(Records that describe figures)
○ ○ ○ ○

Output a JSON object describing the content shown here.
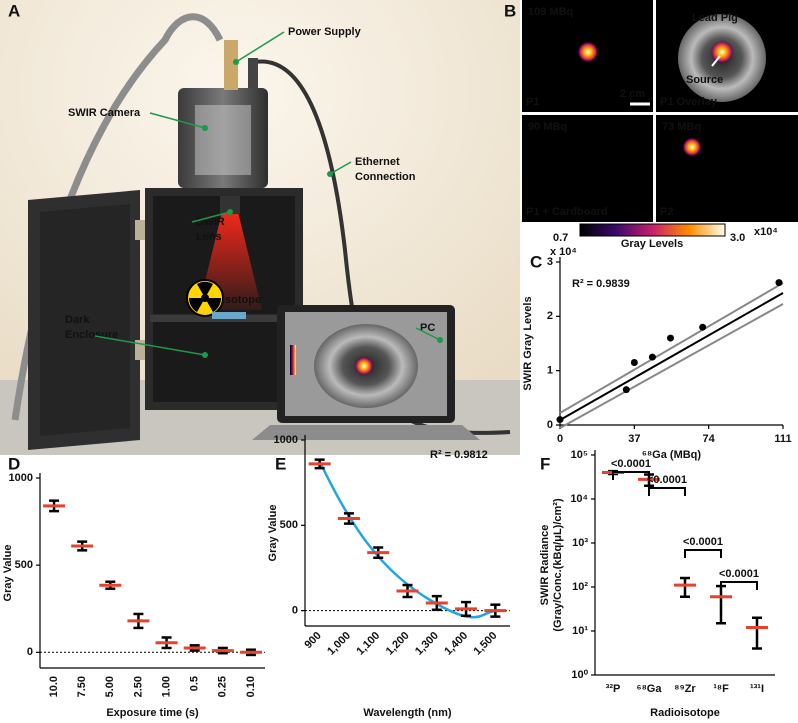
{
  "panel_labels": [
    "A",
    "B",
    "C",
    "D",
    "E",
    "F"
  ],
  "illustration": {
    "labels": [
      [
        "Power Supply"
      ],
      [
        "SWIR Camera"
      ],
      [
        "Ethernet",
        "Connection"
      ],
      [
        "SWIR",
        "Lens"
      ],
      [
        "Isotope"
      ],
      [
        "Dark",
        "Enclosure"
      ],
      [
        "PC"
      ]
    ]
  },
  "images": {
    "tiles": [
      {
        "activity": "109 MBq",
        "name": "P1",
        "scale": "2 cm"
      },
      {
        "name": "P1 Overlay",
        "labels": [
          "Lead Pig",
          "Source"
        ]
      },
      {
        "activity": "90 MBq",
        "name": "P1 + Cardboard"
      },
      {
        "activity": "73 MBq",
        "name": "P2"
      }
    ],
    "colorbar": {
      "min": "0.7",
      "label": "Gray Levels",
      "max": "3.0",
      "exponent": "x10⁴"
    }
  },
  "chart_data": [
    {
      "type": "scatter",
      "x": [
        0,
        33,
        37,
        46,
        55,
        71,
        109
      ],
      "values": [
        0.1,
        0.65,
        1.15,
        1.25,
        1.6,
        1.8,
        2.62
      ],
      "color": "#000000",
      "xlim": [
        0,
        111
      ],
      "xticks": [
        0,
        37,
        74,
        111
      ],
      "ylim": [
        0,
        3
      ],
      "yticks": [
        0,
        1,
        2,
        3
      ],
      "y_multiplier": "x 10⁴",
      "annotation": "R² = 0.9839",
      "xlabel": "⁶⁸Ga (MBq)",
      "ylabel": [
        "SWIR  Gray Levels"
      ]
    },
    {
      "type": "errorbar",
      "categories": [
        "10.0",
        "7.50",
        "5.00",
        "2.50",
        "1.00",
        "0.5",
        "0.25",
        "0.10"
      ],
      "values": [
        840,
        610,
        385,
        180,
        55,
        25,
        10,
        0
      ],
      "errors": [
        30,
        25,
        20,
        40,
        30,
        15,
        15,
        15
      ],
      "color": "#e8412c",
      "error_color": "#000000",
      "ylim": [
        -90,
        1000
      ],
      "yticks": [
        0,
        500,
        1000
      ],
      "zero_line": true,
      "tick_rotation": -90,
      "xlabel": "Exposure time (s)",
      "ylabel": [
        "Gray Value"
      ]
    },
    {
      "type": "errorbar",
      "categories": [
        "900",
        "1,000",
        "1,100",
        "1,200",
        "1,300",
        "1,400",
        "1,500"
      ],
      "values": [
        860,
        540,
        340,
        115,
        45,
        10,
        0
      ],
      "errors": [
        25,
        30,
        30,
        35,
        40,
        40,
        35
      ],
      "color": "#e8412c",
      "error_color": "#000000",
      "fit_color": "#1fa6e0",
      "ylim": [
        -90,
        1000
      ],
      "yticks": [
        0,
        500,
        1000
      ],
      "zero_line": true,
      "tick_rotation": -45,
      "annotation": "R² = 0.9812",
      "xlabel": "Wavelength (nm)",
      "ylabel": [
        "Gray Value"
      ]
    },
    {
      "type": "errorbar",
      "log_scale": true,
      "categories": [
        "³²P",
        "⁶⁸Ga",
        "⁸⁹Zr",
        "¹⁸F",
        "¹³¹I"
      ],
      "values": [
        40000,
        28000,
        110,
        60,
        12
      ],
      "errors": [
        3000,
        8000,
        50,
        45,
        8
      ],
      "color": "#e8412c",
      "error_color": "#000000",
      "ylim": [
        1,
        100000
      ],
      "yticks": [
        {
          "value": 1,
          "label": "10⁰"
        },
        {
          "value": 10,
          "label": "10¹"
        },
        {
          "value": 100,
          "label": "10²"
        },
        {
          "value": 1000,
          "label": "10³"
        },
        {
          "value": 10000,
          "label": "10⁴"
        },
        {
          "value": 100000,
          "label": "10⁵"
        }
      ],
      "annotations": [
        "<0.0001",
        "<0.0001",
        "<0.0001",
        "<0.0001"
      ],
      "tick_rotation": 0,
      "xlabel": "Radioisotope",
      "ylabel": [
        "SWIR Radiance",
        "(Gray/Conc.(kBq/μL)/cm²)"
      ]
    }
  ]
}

○ ○ ○ ○

*WORK REQUIRED:* A faithful copy of the records above is needed, with the pictures left out.

*FINAL ANSWER:*
Output a JSON object describing the content shown here.
{
  "panel_labels": [
    "A",
    "B",
    "C",
    "D",
    "E",
    "F"
  ],
  "illustration": {
    "labels": [
      [
        "Power Supply"
      ],
      [
        "SWIR Camera"
      ],
      [
        "Ethernet",
        "Connection"
      ],
      [
        "SWIR",
        "Lens"
      ],
      [
        "Isotope"
      ],
      [
        "Dark",
        "Enclosure"
      ],
      [
        "PC"
      ]
    ]
  },
  "images": {
    "tiles": [
      {
        "activity": "109 MBq",
        "name": "P1",
        "scale": "2 cm"
      },
      {
        "name": "P1 Overlay",
        "labels": [
          "Lead Pig",
          "Source"
        ]
      },
      {
        "activity": "90 MBq",
        "name": "P1 + Cardboard"
      },
      {
        "activity": "73 MBq",
        "name": "P2"
      }
    ],
    "colorbar": {
      "min": "0.7",
      "label": "Gray Levels",
      "max": "3.0",
      "exponent": "x10⁴"
    }
  },
  "chart_data": [
    {
      "type": "scatter",
      "x": [
        0,
        33,
        37,
        46,
        55,
        71,
        109
      ],
      "values": [
        0.1,
        0.65,
        1.15,
        1.25,
        1.6,
        1.8,
        2.62
      ],
      "color": "#000000",
      "xlim": [
        0,
        111
      ],
      "xticks": [
        0,
        37,
        74,
        111
      ],
      "ylim": [
        0,
        3
      ],
      "yticks": [
        0,
        1,
        2,
        3
      ],
      "y_multiplier": "x 10⁴",
      "annotation": "R² = 0.9839",
      "xlabel": "⁶⁸Ga (MBq)",
      "ylabel": [
        "SWIR  Gray Levels"
      ]
    },
    {
      "type": "errorbar",
      "categories": [
        "10.0",
        "7.50",
        "5.00",
        "2.50",
        "1.00",
        "0.5",
        "0.25",
        "0.10"
      ],
      "values": [
        840,
        610,
        385,
        180,
        55,
        25,
        10,
        0
      ],
      "errors": [
        30,
        25,
        20,
        40,
        30,
        15,
        15,
        15
      ],
      "color": "#e8412c",
      "error_color": "#000000",
      "ylim": [
        -90,
        1000
      ],
      "yticks": [
        0,
        500,
        1000
      ],
      "zero_line": true,
      "tick_rotation": -90,
      "xlabel": "Exposure time (s)",
      "ylabel": [
        "Gray Value"
      ]
    },
    {
      "type": "errorbar",
      "categories": [
        "900",
        "1,000",
        "1,100",
        "1,200",
        "1,300",
        "1,400",
        "1,500"
      ],
      "values": [
        860,
        540,
        340,
        115,
        45,
        10,
        0
      ],
      "errors": [
        25,
        30,
        30,
        35,
        40,
        40,
        35
      ],
      "color": "#e8412c",
      "error_color": "#000000",
      "fit_color": "#1fa6e0",
      "ylim": [
        -90,
        1000
      ],
      "yticks": [
        0,
        500,
        1000
      ],
      "zero_line": true,
      "tick_rotation": -45,
      "annotation": "R² = 0.9812",
      "xlabel": "Wavelength (nm)",
      "ylabel": [
        "Gray Value"
      ]
    },
    {
      "type": "errorbar",
      "log_scale": true,
      "categories": [
        "³²P",
        "⁶⁸Ga",
        "⁸⁹Zr",
        "¹⁸F",
        "¹³¹I"
      ],
      "values": [
        40000,
        28000,
        110,
        60,
        12
      ],
      "errors": [
        3000,
        8000,
        50,
        45,
        8
      ],
      "color": "#e8412c",
      "error_color": "#000000",
      "ylim": [
        1,
        100000
      ],
      "yticks": [
        {
          "value": 1,
          "label": "10⁰"
        },
        {
          "value": 10,
          "label": "10¹"
        },
        {
          "value": 100,
          "label": "10²"
        },
        {
          "value": 1000,
          "label": "10³"
        },
        {
          "value": 10000,
          "label": "10⁴"
        },
        {
          "value": 100000,
          "label": "10⁵"
        }
      ],
      "annotations": [
        "<0.0001",
        "<0.0001",
        "<0.0001",
        "<0.0001"
      ],
      "tick_rotation": 0,
      "xlabel": "Radioisotope",
      "ylabel": [
        "SWIR Radiance",
        "(Gray/Conc.(kBq/μL)/cm²)"
      ]
    }
  ]
}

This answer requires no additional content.